Rédigez la suite du texte ci-dessous sur les vignes de Paris, en reprenant après sa dernière phrase.

--- BLOC DE TEXTE ---
++++++

Cette démarche vertueuse est déjà engagée dans les cinq vignes de la ville de Paris en premier lieu à Montmartre. Créée en 1933, la vigne de Montmartre, la plus ancienne d’Ile-de-France, est maintenant cultivée selon les principes de l’agriculture biologique. Les vieux ceps sont remplacés au fur et à mesure par des cépages résistants aux maladies et adaptés au climat parisien. Les efforts fournis chaque année permettent de bonifier le vin rouge ou rosé produit à partir de 30 cépages différents, ce qui lui donne un goût unique. Jean Ramponneau aurait-il apprécié, deux siècles et demi plus tôt, ce vin aux arômes si complexes ? En tout cas, l’illustre cabaretier n’aurait guère prêté attention à la magnifique treille des pompiers de la caserne de la rue Blanche, à deux pas de l’emplacement de l’ex-Grande Pinte. Elle produit chaque année, depuis 1976, un « vin d’ornement », non alcoolisé et en réalité imbuvable, mis en bouteille sous l’appellation Château Blanche à l’occasion d’une fête des vendanges très pittoresque à consommer pourtant cette fois-ci sans modération.

++++++

--- CONTENU DES DONNÉES ---
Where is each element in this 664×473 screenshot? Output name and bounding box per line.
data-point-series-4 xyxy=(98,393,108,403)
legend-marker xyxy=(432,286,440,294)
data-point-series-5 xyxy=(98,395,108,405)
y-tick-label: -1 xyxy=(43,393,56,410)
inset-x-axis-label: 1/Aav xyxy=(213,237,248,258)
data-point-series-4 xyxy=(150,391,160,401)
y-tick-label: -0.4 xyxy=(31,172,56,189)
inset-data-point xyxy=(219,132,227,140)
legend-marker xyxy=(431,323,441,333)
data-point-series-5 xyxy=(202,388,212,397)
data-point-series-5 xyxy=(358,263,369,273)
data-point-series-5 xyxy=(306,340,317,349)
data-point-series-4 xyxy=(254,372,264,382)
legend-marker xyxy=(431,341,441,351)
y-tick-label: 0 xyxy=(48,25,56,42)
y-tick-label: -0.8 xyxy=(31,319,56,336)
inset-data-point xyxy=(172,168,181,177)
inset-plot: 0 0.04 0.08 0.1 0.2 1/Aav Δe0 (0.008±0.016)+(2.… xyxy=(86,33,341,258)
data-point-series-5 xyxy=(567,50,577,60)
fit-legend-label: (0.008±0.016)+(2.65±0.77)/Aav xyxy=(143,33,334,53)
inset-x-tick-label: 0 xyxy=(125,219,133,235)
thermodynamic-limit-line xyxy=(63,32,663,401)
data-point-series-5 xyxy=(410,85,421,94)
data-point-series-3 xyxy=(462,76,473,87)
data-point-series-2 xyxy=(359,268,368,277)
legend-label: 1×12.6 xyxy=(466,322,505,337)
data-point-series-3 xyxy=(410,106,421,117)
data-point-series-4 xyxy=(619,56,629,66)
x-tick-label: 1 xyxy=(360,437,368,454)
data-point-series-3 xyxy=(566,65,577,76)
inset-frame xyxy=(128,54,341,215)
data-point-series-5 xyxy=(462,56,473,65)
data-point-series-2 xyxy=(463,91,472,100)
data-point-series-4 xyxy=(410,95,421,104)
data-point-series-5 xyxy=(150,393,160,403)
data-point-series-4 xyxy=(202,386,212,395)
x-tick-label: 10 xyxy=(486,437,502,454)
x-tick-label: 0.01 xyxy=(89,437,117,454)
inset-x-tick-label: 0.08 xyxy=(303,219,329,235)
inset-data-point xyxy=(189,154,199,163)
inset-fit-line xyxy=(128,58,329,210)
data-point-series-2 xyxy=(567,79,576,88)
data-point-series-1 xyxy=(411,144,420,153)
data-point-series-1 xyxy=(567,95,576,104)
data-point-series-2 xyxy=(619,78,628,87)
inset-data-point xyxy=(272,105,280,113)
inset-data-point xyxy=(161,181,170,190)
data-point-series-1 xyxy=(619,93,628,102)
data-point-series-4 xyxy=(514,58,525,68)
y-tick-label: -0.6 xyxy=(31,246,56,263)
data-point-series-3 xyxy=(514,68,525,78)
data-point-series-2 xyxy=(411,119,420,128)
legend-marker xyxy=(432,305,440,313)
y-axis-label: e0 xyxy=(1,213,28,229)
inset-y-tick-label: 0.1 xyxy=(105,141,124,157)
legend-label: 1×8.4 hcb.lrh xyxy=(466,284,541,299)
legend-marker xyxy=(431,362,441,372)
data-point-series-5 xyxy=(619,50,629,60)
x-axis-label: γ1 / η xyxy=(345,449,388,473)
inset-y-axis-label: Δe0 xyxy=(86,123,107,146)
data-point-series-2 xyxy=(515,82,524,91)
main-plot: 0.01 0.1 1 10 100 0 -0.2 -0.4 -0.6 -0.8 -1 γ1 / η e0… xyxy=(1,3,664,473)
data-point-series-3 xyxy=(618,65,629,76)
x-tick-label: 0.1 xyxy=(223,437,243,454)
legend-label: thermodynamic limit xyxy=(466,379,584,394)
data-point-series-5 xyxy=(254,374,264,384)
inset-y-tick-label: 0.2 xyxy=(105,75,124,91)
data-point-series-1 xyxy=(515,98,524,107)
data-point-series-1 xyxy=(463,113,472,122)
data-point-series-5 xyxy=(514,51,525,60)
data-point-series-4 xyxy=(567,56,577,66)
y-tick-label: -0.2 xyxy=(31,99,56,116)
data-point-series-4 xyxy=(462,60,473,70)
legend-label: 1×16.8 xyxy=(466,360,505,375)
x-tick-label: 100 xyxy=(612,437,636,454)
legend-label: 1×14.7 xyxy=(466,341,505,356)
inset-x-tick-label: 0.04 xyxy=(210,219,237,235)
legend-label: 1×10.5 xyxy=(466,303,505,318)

++++++

--- RÉSULTAT ---
Jean-Marc AGATOR
Petit glossaire historique du vin de Paris
Cépage blanc : variété de vigne aux raisins blancs, donnant des vins blancs. Cépage rouge : variété de vigne aux raisins noirs, donnant des vins rouges ou blancs, selon que le jus des raisins (incolore) macère ou non avec les peaux des raisins qui colorent le vin. Fromenteau (pinot gris) : le meilleur cépage blanc. Meslier : autre cépage de qualité donnant des vins blancs. Morillon (pinot noir) : le meilleur cépage rouge. Meunier (pinot noir) : cépage rouge de qualité, moins fin et plus résistant que le morillon. Gouais : cépage commun, très productif, apprécié aussi pour sa résistance aux gelées. Gamay noir : cépage rouge commun, très productif, importé de Bourgogne à la fin du XVIIe siècle. Sources : Roger Dion, Marcel Lachiver. |
Références documentaires
- Chagniot, Jean ; Nouvelle histoire de Paris, Paris au XVIIIe siècle ; Association pour la publication d’une Histoire de Paris, Hachette, 1988.
- Chastenet, Jacques ; L’épopée des vins de Bordeaux ; Librairie académique Perrin, 1980.
- Dion, Roger ; Histoire de la vigne et du vin, en France, des origines au XIXe siècle ; CNRS Editions, 2010 (chez l’auteur, 1959).
- Dumolin, Maurice ; Bulletin de la société de l’histoire de Paris et de l’Ile-de-France, 58e année, 1931.
- Hillairet, Jacques ; Dictionnaire historique des rues de Paris, tomes I et II ; Les Editions de Minuit, 1985.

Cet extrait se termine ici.